Required task = Give the number of lines in this listing that contain "name", with no other words.

[Saved entries]

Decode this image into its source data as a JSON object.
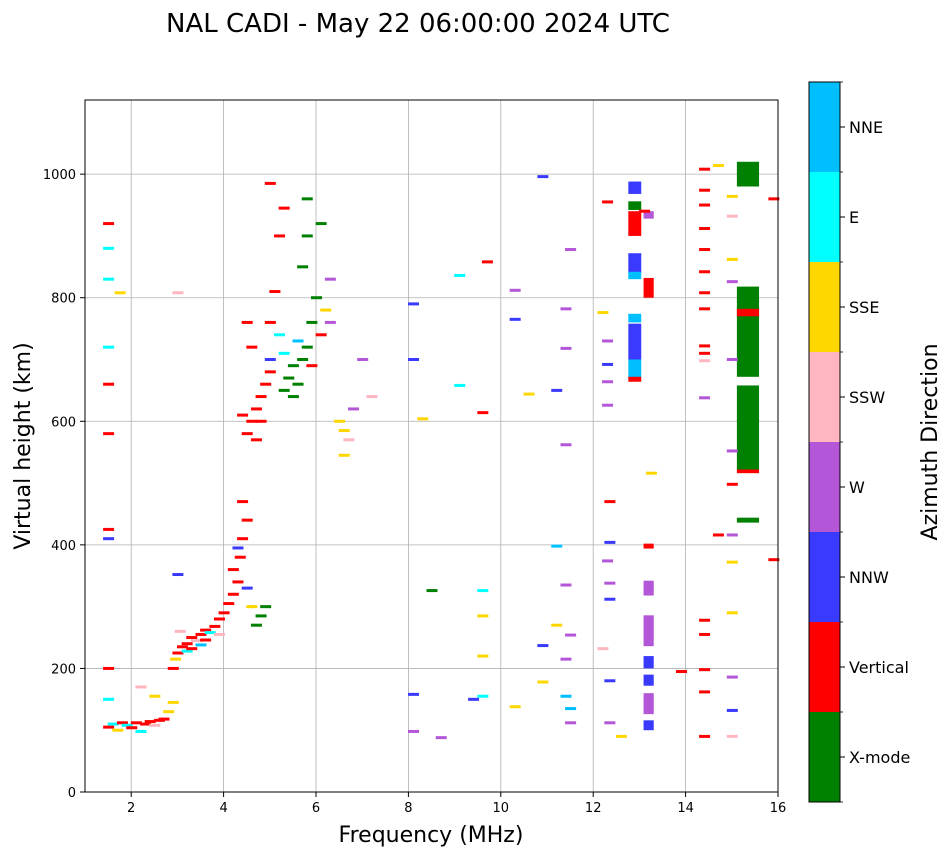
{
  "chart_data": {
    "type": "scatter",
    "title": "NAL CADI - May 22 06:00:00 2024 UTC",
    "xlabel": "Frequency (MHz)",
    "ylabel": "Virtual height (km)",
    "xlim": [
      1,
      16
    ],
    "ylim": [
      0,
      1120
    ],
    "xticks": [
      2,
      4,
      6,
      8,
      10,
      12,
      14,
      16
    ],
    "yticks": [
      0,
      200,
      400,
      600,
      800,
      1000
    ],
    "grid": true,
    "colorbar": {
      "label": "Azimuth Direction",
      "entries": [
        {
          "name": "X-mode",
          "color": "#008000"
        },
        {
          "name": "Vertical",
          "color": "#ff0000"
        },
        {
          "name": "NNW",
          "color": "#3a3aff"
        },
        {
          "name": "W",
          "color": "#b456d8"
        },
        {
          "name": "SSW",
          "color": "#ffb6c1"
        },
        {
          "name": "SSE",
          "color": "#ffd700"
        },
        {
          "name": "E",
          "color": "#00ffff"
        },
        {
          "name": "NNE",
          "color": "#00bfff"
        }
      ]
    },
    "columns": [
      {
        "f": 12.9,
        "w": 0.28,
        "segments": [
          {
            "lo": 968,
            "hi": 988,
            "c": "NNW"
          },
          {
            "lo": 942,
            "hi": 956,
            "c": "X-mode"
          },
          {
            "lo": 900,
            "hi": 940,
            "c": "Vertical"
          },
          {
            "lo": 840,
            "hi": 872,
            "c": "NNW"
          },
          {
            "lo": 830,
            "hi": 842,
            "c": "NNE"
          },
          {
            "lo": 760,
            "hi": 774,
            "c": "NNE"
          },
          {
            "lo": 700,
            "hi": 758,
            "c": "NNW"
          },
          {
            "lo": 670,
            "hi": 700,
            "c": "NNE"
          },
          {
            "lo": 664,
            "hi": 672,
            "c": "Vertical"
          }
        ]
      },
      {
        "f": 13.2,
        "w": 0.22,
        "segments": [
          {
            "lo": 928,
            "hi": 940,
            "c": "W"
          },
          {
            "lo": 800,
            "hi": 832,
            "c": "Vertical"
          },
          {
            "lo": 394,
            "hi": 402,
            "c": "Vertical"
          },
          {
            "lo": 318,
            "hi": 342,
            "c": "W"
          },
          {
            "lo": 236,
            "hi": 286,
            "c": "W"
          },
          {
            "lo": 200,
            "hi": 220,
            "c": "NNW"
          },
          {
            "lo": 172,
            "hi": 190,
            "c": "NNW"
          },
          {
            "lo": 126,
            "hi": 160,
            "c": "W"
          },
          {
            "lo": 100,
            "hi": 116,
            "c": "NNW"
          }
        ]
      },
      {
        "f": 15.35,
        "w": 0.48,
        "segments": [
          {
            "lo": 980,
            "hi": 1020,
            "c": "X-mode"
          },
          {
            "lo": 672,
            "hi": 818,
            "c": "X-mode"
          },
          {
            "lo": 770,
            "hi": 782,
            "c": "Vertical"
          },
          {
            "lo": 520,
            "hi": 658,
            "c": "X-mode"
          },
          {
            "lo": 516,
            "hi": 522,
            "c": "Vertical"
          },
          {
            "lo": 436,
            "hi": 444,
            "c": "X-mode"
          }
        ]
      }
    ],
    "echoes": [
      {
        "f": 1.5,
        "h": 105,
        "c": "Vertical"
      },
      {
        "f": 1.6,
        "h": 110,
        "c": "E"
      },
      {
        "f": 1.7,
        "h": 100,
        "c": "SSE"
      },
      {
        "f": 1.8,
        "h": 112,
        "c": "Vertical"
      },
      {
        "f": 1.9,
        "h": 108,
        "c": "E"
      },
      {
        "f": 2.0,
        "h": 104,
        "c": "Vertical"
      },
      {
        "f": 2.1,
        "h": 112,
        "c": "Vertical"
      },
      {
        "f": 2.2,
        "h": 98,
        "c": "E"
      },
      {
        "f": 2.3,
        "h": 110,
        "c": "Vertical"
      },
      {
        "f": 2.4,
        "h": 114,
        "c": "Vertical"
      },
      {
        "f": 2.5,
        "h": 108,
        "c": "SSW"
      },
      {
        "f": 2.6,
        "h": 116,
        "c": "Vertical"
      },
      {
        "f": 2.7,
        "h": 118,
        "c": "Vertical"
      },
      {
        "f": 2.8,
        "h": 130,
        "c": "SSE"
      },
      {
        "f": 2.9,
        "h": 145,
        "c": "SSE"
      },
      {
        "f": 1.5,
        "h": 150,
        "c": "E"
      },
      {
        "f": 2.2,
        "h": 170,
        "c": "SSW"
      },
      {
        "f": 2.5,
        "h": 155,
        "c": "SSE"
      },
      {
        "f": 3.0,
        "h": 225,
        "c": "Vertical"
      },
      {
        "f": 3.1,
        "h": 235,
        "c": "Vertical"
      },
      {
        "f": 3.2,
        "h": 240,
        "c": "Vertical"
      },
      {
        "f": 3.3,
        "h": 250,
        "c": "Vertical"
      },
      {
        "f": 3.4,
        "h": 245,
        "c": "SSW"
      },
      {
        "f": 3.5,
        "h": 255,
        "c": "Vertical"
      },
      {
        "f": 3.6,
        "h": 262,
        "c": "Vertical"
      },
      {
        "f": 3.7,
        "h": 258,
        "c": "E"
      },
      {
        "f": 3.8,
        "h": 268,
        "c": "Vertical"
      },
      {
        "f": 3.9,
        "h": 280,
        "c": "Vertical"
      },
      {
        "f": 3.2,
        "h": 228,
        "c": "E"
      },
      {
        "f": 3.5,
        "h": 238,
        "c": "NNE"
      },
      {
        "f": 3.05,
        "h": 260,
        "c": "SSW"
      },
      {
        "f": 3.3,
        "h": 232,
        "c": "Vertical"
      },
      {
        "f": 3.6,
        "h": 246,
        "c": "Vertical"
      },
      {
        "f": 3.9,
        "h": 255,
        "c": "SSW"
      },
      {
        "f": 2.9,
        "h": 200,
        "c": "Vertical"
      },
      {
        "f": 2.95,
        "h": 215,
        "c": "SSE"
      },
      {
        "f": 4.0,
        "h": 290,
        "c": "Vertical"
      },
      {
        "f": 4.1,
        "h": 305,
        "c": "Vertical"
      },
      {
        "f": 4.2,
        "h": 320,
        "c": "Vertical"
      },
      {
        "f": 4.3,
        "h": 340,
        "c": "Vertical"
      },
      {
        "f": 4.2,
        "h": 360,
        "c": "Vertical"
      },
      {
        "f": 4.35,
        "h": 380,
        "c": "Vertical"
      },
      {
        "f": 4.4,
        "h": 410,
        "c": "Vertical"
      },
      {
        "f": 4.5,
        "h": 440,
        "c": "Vertical"
      },
      {
        "f": 4.4,
        "h": 470,
        "c": "Vertical"
      },
      {
        "f": 4.3,
        "h": 395,
        "c": "NNW"
      },
      {
        "f": 4.5,
        "h": 330,
        "c": "NNW"
      },
      {
        "f": 4.6,
        "h": 300,
        "c": "SSE"
      },
      {
        "f": 4.8,
        "h": 285,
        "c": "X-mode"
      },
      {
        "f": 4.9,
        "h": 300,
        "c": "X-mode"
      },
      {
        "f": 4.7,
        "h": 270,
        "c": "X-mode"
      },
      {
        "f": 4.5,
        "h": 580,
        "c": "Vertical"
      },
      {
        "f": 4.6,
        "h": 600,
        "c": "Vertical"
      },
      {
        "f": 4.7,
        "h": 620,
        "c": "Vertical"
      },
      {
        "f": 4.8,
        "h": 640,
        "c": "Vertical"
      },
      {
        "f": 4.9,
        "h": 660,
        "c": "Vertical"
      },
      {
        "f": 5.0,
        "h": 680,
        "c": "Vertical"
      },
      {
        "f": 4.6,
        "h": 720,
        "c": "Vertical"
      },
      {
        "f": 4.5,
        "h": 760,
        "c": "Vertical"
      },
      {
        "f": 4.8,
        "h": 600,
        "c": "Vertical"
      },
      {
        "f": 4.4,
        "h": 610,
        "c": "Vertical"
      },
      {
        "f": 4.7,
        "h": 570,
        "c": "Vertical"
      },
      {
        "f": 5.0,
        "h": 700,
        "c": "NNW"
      },
      {
        "f": 5.3,
        "h": 650,
        "c": "X-mode"
      },
      {
        "f": 5.4,
        "h": 670,
        "c": "X-mode"
      },
      {
        "f": 5.5,
        "h": 690,
        "c": "X-mode"
      },
      {
        "f": 5.6,
        "h": 660,
        "c": "X-mode"
      },
      {
        "f": 5.7,
        "h": 700,
        "c": "X-mode"
      },
      {
        "f": 5.5,
        "h": 640,
        "c": "X-mode"
      },
      {
        "f": 5.8,
        "h": 720,
        "c": "X-mode"
      },
      {
        "f": 5.9,
        "h": 760,
        "c": "X-mode"
      },
      {
        "f": 6.0,
        "h": 800,
        "c": "X-mode"
      },
      {
        "f": 5.7,
        "h": 850,
        "c": "X-mode"
      },
      {
        "f": 5.8,
        "h": 900,
        "c": "X-mode"
      },
      {
        "f": 5.8,
        "h": 960,
        "c": "X-mode"
      },
      {
        "f": 6.1,
        "h": 920,
        "c": "X-mode"
      },
      {
        "f": 5.3,
        "h": 710,
        "c": "E"
      },
      {
        "f": 5.6,
        "h": 730,
        "c": "NNE"
      },
      {
        "f": 5.2,
        "h": 740,
        "c": "E"
      },
      {
        "f": 5.9,
        "h": 690,
        "c": "Vertical"
      },
      {
        "f": 6.1,
        "h": 740,
        "c": "Vertical"
      },
      {
        "f": 5.0,
        "h": 760,
        "c": "Vertical"
      },
      {
        "f": 5.1,
        "h": 810,
        "c": "Vertical"
      },
      {
        "f": 5.2,
        "h": 900,
        "c": "Vertical"
      },
      {
        "f": 5.3,
        "h": 945,
        "c": "Vertical"
      },
      {
        "f": 5.0,
        "h": 985,
        "c": "Vertical"
      },
      {
        "f": 6.2,
        "h": 780,
        "c": "SSE"
      },
      {
        "f": 6.3,
        "h": 760,
        "c": "W"
      },
      {
        "f": 6.5,
        "h": 600,
        "c": "SSE"
      },
      {
        "f": 6.6,
        "h": 585,
        "c": "SSE"
      },
      {
        "f": 6.7,
        "h": 570,
        "c": "SSW"
      },
      {
        "f": 6.6,
        "h": 545,
        "c": "SSE"
      },
      {
        "f": 6.8,
        "h": 620,
        "c": "W"
      },
      {
        "f": 7.0,
        "h": 700,
        "c": "W"
      },
      {
        "f": 7.2,
        "h": 640,
        "c": "SSW"
      },
      {
        "f": 6.3,
        "h": 830,
        "c": "W"
      },
      {
        "f": 1.5,
        "h": 920,
        "c": "Vertical"
      },
      {
        "f": 1.5,
        "h": 880,
        "c": "E"
      },
      {
        "f": 1.5,
        "h": 830,
        "c": "E"
      },
      {
        "f": 1.5,
        "h": 720,
        "c": "E"
      },
      {
        "f": 1.5,
        "h": 660,
        "c": "Vertical"
      },
      {
        "f": 1.5,
        "h": 580,
        "c": "Vertical"
      },
      {
        "f": 1.5,
        "h": 425,
        "c": "Vertical"
      },
      {
        "f": 1.5,
        "h": 410,
        "c": "NNW"
      },
      {
        "f": 1.5,
        "h": 200,
        "c": "Vertical"
      },
      {
        "f": 1.75,
        "h": 808,
        "c": "SSE"
      },
      {
        "f": 3.0,
        "h": 808,
        "c": "SSW"
      },
      {
        "f": 3.0,
        "h": 352,
        "c": "NNW"
      },
      {
        "f": 8.1,
        "h": 790,
        "c": "NNW"
      },
      {
        "f": 8.1,
        "h": 700,
        "c": "NNW"
      },
      {
        "f": 8.3,
        "h": 604,
        "c": "SSE"
      },
      {
        "f": 8.5,
        "h": 326,
        "c": "X-mode"
      },
      {
        "f": 8.1,
        "h": 158,
        "c": "NNW"
      },
      {
        "f": 8.1,
        "h": 98,
        "c": "W"
      },
      {
        "f": 8.7,
        "h": 88,
        "c": "W"
      },
      {
        "f": 9.1,
        "h": 836,
        "c": "E"
      },
      {
        "f": 9.1,
        "h": 658,
        "c": "E"
      },
      {
        "f": 9.6,
        "h": 614,
        "c": "Vertical"
      },
      {
        "f": 9.7,
        "h": 858,
        "c": "Vertical"
      },
      {
        "f": 9.6,
        "h": 326,
        "c": "E"
      },
      {
        "f": 9.6,
        "h": 285,
        "c": "SSE"
      },
      {
        "f": 9.6,
        "h": 220,
        "c": "SSE"
      },
      {
        "f": 9.6,
        "h": 155,
        "c": "E"
      },
      {
        "f": 9.4,
        "h": 150,
        "c": "NNW"
      },
      {
        "f": 10.3,
        "h": 812,
        "c": "W"
      },
      {
        "f": 10.3,
        "h": 765,
        "c": "NNW"
      },
      {
        "f": 10.6,
        "h": 644,
        "c": "SSE"
      },
      {
        "f": 10.9,
        "h": 996,
        "c": "NNW"
      },
      {
        "f": 10.3,
        "h": 138,
        "c": "SSE"
      },
      {
        "f": 10.9,
        "h": 178,
        "c": "SSE"
      },
      {
        "f": 10.9,
        "h": 237,
        "c": "NNW"
      },
      {
        "f": 11.2,
        "h": 270,
        "c": "SSE"
      },
      {
        "f": 11.2,
        "h": 398,
        "c": "NNE"
      },
      {
        "f": 11.2,
        "h": 650,
        "c": "NNW"
      },
      {
        "f": 11.4,
        "h": 782,
        "c": "W"
      },
      {
        "f": 11.4,
        "h": 718,
        "c": "W"
      },
      {
        "f": 11.5,
        "h": 878,
        "c": "W"
      },
      {
        "f": 11.4,
        "h": 562,
        "c": "W"
      },
      {
        "f": 11.4,
        "h": 335,
        "c": "W"
      },
      {
        "f": 11.5,
        "h": 254,
        "c": "W"
      },
      {
        "f": 11.4,
        "h": 215,
        "c": "W"
      },
      {
        "f": 11.4,
        "h": 155,
        "c": "NNE"
      },
      {
        "f": 11.5,
        "h": 135,
        "c": "NNE"
      },
      {
        "f": 11.5,
        "h": 112,
        "c": "W"
      },
      {
        "f": 12.3,
        "h": 955,
        "c": "Vertical"
      },
      {
        "f": 12.2,
        "h": 776,
        "c": "SSE"
      },
      {
        "f": 12.3,
        "h": 730,
        "c": "W"
      },
      {
        "f": 12.3,
        "h": 692,
        "c": "NNW"
      },
      {
        "f": 12.3,
        "h": 664,
        "c": "W"
      },
      {
        "f": 12.3,
        "h": 626,
        "c": "W"
      },
      {
        "f": 12.35,
        "h": 470,
        "c": "Vertical"
      },
      {
        "f": 12.35,
        "h": 404,
        "c": "NNW"
      },
      {
        "f": 12.3,
        "h": 374,
        "c": "W"
      },
      {
        "f": 12.35,
        "h": 338,
        "c": "W"
      },
      {
        "f": 12.35,
        "h": 312,
        "c": "NNW"
      },
      {
        "f": 12.2,
        "h": 232,
        "c": "SSW"
      },
      {
        "f": 12.35,
        "h": 180,
        "c": "NNW"
      },
      {
        "f": 12.35,
        "h": 112,
        "c": "W"
      },
      {
        "f": 12.6,
        "h": 90,
        "c": "SSE"
      },
      {
        "f": 13.25,
        "h": 516,
        "c": "SSE"
      },
      {
        "f": 13.1,
        "h": 940,
        "c": "Vertical"
      },
      {
        "f": 13.9,
        "h": 195,
        "c": "Vertical"
      },
      {
        "f": 14.4,
        "h": 1008,
        "c": "Vertical"
      },
      {
        "f": 14.4,
        "h": 974,
        "c": "Vertical"
      },
      {
        "f": 14.4,
        "h": 950,
        "c": "Vertical"
      },
      {
        "f": 14.4,
        "h": 912,
        "c": "Vertical"
      },
      {
        "f": 14.4,
        "h": 878,
        "c": "Vertical"
      },
      {
        "f": 14.4,
        "h": 842,
        "c": "Vertical"
      },
      {
        "f": 14.4,
        "h": 808,
        "c": "Vertical"
      },
      {
        "f": 14.4,
        "h": 782,
        "c": "Vertical"
      },
      {
        "f": 14.4,
        "h": 722,
        "c": "Vertical"
      },
      {
        "f": 14.4,
        "h": 710,
        "c": "Vertical"
      },
      {
        "f": 14.4,
        "h": 698,
        "c": "SSW"
      },
      {
        "f": 14.4,
        "h": 638,
        "c": "W"
      },
      {
        "f": 14.4,
        "h": 278,
        "c": "Vertical"
      },
      {
        "f": 14.4,
        "h": 255,
        "c": "Vertical"
      },
      {
        "f": 14.4,
        "h": 198,
        "c": "Vertical"
      },
      {
        "f": 14.4,
        "h": 162,
        "c": "Vertical"
      },
      {
        "f": 14.4,
        "h": 90,
        "c": "Vertical"
      },
      {
        "f": 14.7,
        "h": 1014,
        "c": "SSE"
      },
      {
        "f": 14.7,
        "h": 416,
        "c": "Vertical"
      },
      {
        "f": 15.0,
        "h": 964,
        "c": "SSE"
      },
      {
        "f": 15.0,
        "h": 932,
        "c": "SSW"
      },
      {
        "f": 15.0,
        "h": 862,
        "c": "SSE"
      },
      {
        "f": 15.0,
        "h": 826,
        "c": "W"
      },
      {
        "f": 15.0,
        "h": 700,
        "c": "W"
      },
      {
        "f": 15.0,
        "h": 552,
        "c": "W"
      },
      {
        "f": 15.0,
        "h": 498,
        "c": "Vertical"
      },
      {
        "f": 15.0,
        "h": 416,
        "c": "W"
      },
      {
        "f": 15.0,
        "h": 372,
        "c": "SSE"
      },
      {
        "f": 15.0,
        "h": 290,
        "c": "SSE"
      },
      {
        "f": 15.0,
        "h": 186,
        "c": "W"
      },
      {
        "f": 15.0,
        "h": 132,
        "c": "NNW"
      },
      {
        "f": 15.0,
        "h": 90,
        "c": "SSW"
      },
      {
        "f": 15.9,
        "h": 960,
        "c": "Vertical"
      },
      {
        "f": 15.9,
        "h": 376,
        "c": "Vertical"
      }
    ]
  }
}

Response below = 8